Given passage:
============================================================
A phase II single-arm study of pembrolizumab with enzalutamide in men with metastatic castration-resistant prostate cancer progressing on enzalutamide alone

Julie N Graff  1   2 Tomasz M Beer  2 Joshi J Alumkal  3 Rachel E Slottke  2 William L Redmond  4 George V Thomas  5 Reid F Thompson  6   7 Mary A Wood  6 Yoshinobu Koguchi  4 Yiyi Chen  8 Emile Latour  8 Raymond C Bergan  2 Charles G Drake  9 Amy E Moran  10
Affiliations
Clinical Trial

A phase II single-arm study of pembrolizumab with enzalutamide in men with metastatic castration-resistant prostate cancer progressing on enzalutamide alone

Julie N Graff et al. J Immunother Cancer. 2020 Jul.
============================================================
Dataset content:
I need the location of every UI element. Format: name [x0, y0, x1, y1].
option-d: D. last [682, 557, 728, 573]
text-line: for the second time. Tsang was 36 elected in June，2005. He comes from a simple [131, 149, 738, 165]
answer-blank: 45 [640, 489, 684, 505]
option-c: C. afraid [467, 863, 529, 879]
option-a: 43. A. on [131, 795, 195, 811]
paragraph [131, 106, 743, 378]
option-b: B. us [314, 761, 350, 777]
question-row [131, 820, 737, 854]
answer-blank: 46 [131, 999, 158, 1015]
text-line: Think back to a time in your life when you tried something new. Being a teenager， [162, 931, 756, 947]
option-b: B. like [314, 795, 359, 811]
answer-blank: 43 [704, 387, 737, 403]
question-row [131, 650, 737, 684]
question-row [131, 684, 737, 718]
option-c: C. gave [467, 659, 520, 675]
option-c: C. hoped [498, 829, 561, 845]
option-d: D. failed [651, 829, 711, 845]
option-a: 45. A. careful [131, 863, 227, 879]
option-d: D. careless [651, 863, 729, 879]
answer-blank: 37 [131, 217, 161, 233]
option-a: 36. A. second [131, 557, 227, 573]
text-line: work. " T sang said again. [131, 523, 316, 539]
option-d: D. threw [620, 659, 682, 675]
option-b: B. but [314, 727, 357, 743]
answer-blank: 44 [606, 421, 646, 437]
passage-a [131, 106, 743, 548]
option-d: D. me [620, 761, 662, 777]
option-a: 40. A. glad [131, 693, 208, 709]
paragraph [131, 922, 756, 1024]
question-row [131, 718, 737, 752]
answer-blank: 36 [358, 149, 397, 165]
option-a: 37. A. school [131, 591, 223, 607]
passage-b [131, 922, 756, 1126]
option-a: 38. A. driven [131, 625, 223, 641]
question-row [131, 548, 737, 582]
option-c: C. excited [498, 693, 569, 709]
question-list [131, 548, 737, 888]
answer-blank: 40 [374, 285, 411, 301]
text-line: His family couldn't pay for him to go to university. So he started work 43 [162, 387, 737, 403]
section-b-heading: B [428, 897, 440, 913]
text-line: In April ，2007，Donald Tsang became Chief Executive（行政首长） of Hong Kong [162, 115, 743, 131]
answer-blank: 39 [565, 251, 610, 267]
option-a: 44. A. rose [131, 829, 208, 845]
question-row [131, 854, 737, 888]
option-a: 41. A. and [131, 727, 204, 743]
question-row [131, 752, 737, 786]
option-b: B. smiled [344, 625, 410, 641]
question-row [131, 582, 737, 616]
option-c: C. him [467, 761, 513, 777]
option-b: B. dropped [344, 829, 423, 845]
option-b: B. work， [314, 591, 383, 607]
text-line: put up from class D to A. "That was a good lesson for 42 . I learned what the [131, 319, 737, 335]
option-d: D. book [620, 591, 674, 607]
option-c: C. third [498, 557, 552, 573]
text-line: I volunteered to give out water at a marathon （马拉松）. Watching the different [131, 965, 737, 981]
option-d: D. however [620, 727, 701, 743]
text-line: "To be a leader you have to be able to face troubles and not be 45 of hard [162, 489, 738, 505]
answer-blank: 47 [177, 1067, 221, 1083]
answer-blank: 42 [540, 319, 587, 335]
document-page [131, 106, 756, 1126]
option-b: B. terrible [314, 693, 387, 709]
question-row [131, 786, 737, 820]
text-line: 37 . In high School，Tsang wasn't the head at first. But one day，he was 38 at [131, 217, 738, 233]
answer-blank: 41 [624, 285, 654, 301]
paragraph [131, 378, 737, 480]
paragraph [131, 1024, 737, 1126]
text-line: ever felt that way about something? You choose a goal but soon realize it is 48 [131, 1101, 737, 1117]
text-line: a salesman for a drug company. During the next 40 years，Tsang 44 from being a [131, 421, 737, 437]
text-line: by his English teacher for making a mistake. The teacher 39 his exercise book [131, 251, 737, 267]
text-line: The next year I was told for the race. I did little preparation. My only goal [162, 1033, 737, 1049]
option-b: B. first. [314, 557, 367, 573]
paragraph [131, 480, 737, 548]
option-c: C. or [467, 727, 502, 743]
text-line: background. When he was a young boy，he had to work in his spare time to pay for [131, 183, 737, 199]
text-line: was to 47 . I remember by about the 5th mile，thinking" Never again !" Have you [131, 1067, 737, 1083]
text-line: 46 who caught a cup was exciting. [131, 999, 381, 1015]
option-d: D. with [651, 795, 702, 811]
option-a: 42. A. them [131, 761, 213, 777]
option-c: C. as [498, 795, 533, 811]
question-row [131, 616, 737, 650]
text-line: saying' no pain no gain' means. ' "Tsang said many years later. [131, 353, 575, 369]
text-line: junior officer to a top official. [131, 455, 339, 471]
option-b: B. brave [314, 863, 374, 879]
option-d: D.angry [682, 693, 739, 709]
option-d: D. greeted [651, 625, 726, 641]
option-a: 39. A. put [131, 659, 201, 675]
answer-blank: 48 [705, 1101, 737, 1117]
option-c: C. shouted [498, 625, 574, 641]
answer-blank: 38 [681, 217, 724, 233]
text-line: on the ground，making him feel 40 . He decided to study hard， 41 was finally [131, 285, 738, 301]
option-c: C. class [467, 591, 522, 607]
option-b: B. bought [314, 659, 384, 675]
============================================================
Parts of the exercise:
a. According to the citation, which drug was given with enzalutamide in the study?
b. Print the part of the citation from "Julie N Graff  1" to "Cancer. 2020 Jul.".

Solutions by task:
a. Pembrolizumab.

b.
Julie N Graff  1   2 Tomasz M Beer  2 Joshi J Alumkal  3 Rachel E Slottke  2 William L Redmond  4 George V Thomas  5 Reid F Thompson  6   7 Mary A Wood  6 Yoshinobu Koguchi  4 Yiyi Chen  8 Emile Latour  8 Raymond C Bergan  2 Charles G Drake  9 Amy E Moran  10
Affiliations
Clinical Trial

A phase II single-arm study of pembrolizumab with enzalutamide in men with metastatic castration-resistant prostate cancer progressing on enzalutamide alone

Julie N Graff et al. J Immunother Cancer. 2020 Jul.